Task brief: Gather, from the listing beneath this task, every line holding the string "Display".

━━ Data in this exercise

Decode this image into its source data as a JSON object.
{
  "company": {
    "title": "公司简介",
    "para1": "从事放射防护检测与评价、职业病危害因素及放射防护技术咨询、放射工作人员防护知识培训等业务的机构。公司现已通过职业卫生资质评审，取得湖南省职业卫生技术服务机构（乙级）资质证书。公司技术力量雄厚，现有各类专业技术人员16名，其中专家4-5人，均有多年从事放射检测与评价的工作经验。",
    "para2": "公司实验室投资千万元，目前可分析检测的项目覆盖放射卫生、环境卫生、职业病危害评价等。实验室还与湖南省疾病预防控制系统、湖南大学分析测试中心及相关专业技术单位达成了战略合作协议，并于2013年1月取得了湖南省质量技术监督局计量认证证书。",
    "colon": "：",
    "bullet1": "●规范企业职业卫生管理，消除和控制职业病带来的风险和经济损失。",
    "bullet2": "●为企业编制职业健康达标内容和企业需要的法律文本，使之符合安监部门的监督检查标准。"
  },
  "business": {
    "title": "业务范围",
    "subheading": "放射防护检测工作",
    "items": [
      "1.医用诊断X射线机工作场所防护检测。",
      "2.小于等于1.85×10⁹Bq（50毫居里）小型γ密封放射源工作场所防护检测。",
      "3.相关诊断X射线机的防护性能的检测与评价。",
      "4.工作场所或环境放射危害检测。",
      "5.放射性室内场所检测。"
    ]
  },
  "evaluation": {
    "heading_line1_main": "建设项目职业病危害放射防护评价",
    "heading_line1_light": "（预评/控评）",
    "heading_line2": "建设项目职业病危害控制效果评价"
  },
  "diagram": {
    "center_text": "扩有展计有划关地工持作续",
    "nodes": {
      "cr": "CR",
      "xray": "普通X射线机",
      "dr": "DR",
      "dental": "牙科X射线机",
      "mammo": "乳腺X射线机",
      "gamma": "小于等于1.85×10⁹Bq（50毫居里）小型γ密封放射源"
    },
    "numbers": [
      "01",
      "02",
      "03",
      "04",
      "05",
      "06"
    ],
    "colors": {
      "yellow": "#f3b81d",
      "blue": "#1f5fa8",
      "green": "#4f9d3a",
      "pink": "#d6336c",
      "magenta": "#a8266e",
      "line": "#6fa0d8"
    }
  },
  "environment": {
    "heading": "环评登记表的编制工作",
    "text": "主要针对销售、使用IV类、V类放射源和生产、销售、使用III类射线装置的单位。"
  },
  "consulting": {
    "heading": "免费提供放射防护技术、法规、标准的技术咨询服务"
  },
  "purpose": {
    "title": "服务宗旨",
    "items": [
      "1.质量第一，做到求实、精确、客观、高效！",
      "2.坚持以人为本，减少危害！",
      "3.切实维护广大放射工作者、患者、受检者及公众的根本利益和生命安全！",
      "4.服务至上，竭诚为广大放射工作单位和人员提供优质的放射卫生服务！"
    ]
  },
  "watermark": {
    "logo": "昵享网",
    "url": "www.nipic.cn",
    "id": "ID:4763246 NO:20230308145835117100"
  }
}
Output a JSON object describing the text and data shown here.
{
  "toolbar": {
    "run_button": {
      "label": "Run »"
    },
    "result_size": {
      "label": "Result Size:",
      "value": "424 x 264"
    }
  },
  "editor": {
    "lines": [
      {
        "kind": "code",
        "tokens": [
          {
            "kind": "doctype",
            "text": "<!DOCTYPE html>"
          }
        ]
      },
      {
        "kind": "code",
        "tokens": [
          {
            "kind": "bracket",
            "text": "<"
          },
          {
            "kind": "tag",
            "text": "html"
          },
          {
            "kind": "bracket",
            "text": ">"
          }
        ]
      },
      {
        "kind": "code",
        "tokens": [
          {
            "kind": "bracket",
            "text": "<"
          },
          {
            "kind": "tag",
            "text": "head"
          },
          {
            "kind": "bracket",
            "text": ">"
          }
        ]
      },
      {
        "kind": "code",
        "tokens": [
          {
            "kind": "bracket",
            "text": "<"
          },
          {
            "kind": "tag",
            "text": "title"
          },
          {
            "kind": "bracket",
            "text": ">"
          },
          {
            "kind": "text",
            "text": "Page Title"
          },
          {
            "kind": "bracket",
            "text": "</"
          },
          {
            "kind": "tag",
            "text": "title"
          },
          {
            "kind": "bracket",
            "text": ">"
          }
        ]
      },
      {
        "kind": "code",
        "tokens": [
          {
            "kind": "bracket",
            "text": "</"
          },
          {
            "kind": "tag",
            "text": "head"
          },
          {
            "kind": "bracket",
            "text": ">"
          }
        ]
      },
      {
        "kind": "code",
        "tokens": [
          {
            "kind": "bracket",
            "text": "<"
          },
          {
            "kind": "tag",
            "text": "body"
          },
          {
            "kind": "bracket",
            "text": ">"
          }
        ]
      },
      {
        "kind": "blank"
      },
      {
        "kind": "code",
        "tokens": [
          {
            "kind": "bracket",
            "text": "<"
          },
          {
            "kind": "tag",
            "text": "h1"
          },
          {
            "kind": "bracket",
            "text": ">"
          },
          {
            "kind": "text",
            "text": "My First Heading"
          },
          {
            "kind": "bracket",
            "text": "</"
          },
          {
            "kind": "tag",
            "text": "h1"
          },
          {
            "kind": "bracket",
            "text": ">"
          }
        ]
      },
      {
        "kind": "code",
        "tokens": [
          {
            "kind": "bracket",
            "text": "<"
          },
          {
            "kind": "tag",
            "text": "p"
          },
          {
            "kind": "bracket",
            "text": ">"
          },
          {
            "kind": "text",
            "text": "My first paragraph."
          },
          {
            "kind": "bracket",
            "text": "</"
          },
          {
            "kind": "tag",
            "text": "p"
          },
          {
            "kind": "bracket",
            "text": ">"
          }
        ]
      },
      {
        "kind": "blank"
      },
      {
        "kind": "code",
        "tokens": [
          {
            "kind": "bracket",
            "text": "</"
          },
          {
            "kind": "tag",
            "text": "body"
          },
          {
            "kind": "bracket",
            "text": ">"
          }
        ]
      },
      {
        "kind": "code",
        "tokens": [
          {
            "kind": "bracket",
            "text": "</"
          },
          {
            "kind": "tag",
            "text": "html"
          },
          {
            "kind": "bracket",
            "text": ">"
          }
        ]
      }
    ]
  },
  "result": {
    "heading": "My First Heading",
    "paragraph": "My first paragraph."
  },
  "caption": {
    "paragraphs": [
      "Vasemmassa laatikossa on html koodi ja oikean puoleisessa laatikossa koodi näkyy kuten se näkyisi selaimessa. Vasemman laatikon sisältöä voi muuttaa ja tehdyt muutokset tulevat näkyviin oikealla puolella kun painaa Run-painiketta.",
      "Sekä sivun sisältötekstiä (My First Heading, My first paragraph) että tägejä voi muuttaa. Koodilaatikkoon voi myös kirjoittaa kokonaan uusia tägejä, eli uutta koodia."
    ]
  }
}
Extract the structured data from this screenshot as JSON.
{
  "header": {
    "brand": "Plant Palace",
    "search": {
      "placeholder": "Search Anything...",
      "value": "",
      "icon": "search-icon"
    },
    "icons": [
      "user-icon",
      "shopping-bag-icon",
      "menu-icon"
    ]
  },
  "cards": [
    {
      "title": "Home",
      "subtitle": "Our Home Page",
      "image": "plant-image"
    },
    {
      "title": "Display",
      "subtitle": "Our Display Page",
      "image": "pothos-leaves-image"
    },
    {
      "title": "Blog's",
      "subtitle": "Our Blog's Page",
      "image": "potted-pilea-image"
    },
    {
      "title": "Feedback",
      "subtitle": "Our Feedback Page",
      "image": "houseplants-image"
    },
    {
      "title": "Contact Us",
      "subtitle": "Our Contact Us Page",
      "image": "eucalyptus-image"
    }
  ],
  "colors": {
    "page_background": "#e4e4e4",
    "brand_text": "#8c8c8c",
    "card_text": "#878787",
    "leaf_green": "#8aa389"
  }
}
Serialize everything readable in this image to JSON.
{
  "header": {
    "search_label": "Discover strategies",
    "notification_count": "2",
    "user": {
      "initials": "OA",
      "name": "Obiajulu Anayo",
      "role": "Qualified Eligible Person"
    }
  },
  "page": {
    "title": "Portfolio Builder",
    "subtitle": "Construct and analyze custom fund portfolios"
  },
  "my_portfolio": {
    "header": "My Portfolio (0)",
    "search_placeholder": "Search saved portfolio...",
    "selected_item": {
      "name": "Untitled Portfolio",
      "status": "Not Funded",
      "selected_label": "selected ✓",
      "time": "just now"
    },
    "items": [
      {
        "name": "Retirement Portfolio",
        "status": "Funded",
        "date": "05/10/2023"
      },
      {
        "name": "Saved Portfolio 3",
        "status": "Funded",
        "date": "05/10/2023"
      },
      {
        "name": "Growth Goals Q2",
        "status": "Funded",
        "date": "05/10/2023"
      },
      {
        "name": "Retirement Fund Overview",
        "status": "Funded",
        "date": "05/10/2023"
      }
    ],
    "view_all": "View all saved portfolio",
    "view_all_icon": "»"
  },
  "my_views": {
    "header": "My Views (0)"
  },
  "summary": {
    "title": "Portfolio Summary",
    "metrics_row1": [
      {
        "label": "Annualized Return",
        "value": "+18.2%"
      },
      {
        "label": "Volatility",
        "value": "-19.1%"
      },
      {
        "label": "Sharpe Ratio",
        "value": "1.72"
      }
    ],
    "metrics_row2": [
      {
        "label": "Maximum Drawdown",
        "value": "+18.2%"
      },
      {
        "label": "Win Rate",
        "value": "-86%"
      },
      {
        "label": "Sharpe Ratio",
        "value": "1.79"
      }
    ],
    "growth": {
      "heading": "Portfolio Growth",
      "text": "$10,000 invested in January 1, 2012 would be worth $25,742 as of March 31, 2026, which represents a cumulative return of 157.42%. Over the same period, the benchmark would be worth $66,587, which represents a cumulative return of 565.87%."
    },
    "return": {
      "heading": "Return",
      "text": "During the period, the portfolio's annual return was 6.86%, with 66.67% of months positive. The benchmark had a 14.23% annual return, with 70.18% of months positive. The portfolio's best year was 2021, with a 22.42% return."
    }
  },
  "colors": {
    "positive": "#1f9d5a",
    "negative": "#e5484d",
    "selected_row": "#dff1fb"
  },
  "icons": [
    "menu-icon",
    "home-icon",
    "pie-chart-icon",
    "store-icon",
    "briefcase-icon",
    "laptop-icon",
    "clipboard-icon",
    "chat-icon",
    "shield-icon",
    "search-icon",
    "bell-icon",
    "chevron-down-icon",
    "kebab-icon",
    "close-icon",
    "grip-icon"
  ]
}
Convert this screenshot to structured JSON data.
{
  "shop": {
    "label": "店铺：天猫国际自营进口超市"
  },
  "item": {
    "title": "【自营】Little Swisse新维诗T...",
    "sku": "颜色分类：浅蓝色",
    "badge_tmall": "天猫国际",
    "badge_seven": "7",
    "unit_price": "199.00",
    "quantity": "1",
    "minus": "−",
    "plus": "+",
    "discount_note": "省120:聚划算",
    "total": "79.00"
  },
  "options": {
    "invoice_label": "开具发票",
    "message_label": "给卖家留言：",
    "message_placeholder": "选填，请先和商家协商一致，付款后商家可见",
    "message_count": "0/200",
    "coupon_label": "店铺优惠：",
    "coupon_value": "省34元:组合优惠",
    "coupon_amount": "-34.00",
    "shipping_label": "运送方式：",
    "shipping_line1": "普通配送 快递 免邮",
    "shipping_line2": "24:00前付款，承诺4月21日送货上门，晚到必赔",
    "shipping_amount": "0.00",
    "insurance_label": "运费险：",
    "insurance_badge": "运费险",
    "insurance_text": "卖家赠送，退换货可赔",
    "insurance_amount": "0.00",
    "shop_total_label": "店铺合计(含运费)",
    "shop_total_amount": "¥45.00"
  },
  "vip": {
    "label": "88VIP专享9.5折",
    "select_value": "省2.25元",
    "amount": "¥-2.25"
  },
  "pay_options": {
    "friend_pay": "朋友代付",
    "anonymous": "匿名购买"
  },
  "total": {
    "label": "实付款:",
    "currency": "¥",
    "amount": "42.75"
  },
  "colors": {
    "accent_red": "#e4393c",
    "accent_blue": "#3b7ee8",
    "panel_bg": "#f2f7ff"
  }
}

━━━━

Result:
      "title": "Display",
      "subtitle": "Our Display Page",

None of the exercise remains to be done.